"""

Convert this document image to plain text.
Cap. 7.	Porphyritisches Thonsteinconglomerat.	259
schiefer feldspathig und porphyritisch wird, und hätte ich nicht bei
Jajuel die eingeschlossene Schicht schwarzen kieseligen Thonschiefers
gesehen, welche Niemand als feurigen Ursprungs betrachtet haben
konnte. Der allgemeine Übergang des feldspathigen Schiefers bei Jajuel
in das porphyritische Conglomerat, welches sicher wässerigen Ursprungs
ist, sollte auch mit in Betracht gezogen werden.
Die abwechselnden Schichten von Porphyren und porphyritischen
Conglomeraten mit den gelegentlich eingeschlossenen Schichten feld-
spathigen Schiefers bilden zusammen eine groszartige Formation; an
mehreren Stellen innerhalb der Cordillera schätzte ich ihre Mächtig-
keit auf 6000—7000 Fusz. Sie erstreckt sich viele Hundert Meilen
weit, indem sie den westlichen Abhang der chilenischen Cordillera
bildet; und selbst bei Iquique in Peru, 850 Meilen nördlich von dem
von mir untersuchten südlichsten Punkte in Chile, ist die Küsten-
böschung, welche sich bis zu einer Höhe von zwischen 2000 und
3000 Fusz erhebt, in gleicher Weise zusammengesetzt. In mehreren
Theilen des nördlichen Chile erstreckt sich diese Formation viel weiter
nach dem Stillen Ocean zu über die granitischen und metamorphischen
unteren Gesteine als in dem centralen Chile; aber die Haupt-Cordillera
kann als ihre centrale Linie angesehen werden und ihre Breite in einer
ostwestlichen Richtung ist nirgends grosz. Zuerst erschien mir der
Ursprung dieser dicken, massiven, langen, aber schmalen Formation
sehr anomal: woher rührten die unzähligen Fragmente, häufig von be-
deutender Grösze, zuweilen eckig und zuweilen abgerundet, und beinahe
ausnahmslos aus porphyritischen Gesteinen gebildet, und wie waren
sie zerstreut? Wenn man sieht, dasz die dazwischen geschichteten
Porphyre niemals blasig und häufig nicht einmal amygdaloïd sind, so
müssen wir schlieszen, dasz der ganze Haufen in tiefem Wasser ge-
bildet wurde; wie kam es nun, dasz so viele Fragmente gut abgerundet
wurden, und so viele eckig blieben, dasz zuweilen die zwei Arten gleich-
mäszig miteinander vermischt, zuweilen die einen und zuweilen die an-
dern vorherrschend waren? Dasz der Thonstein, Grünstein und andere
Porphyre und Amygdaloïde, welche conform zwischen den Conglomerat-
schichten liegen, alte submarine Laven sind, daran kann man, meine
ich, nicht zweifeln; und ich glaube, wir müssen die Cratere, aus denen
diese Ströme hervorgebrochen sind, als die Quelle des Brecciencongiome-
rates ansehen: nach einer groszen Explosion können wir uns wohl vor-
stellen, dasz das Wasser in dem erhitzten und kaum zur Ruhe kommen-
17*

"""

[TASK] Look for "aber" and pull out every line that has it.

[TASK RESULT]
unteren Gesteine als in dem centralen Chile; aber die Haupt-Cordillera
Ursprung dieser dicken, massiven, langen, aber schmalen Formation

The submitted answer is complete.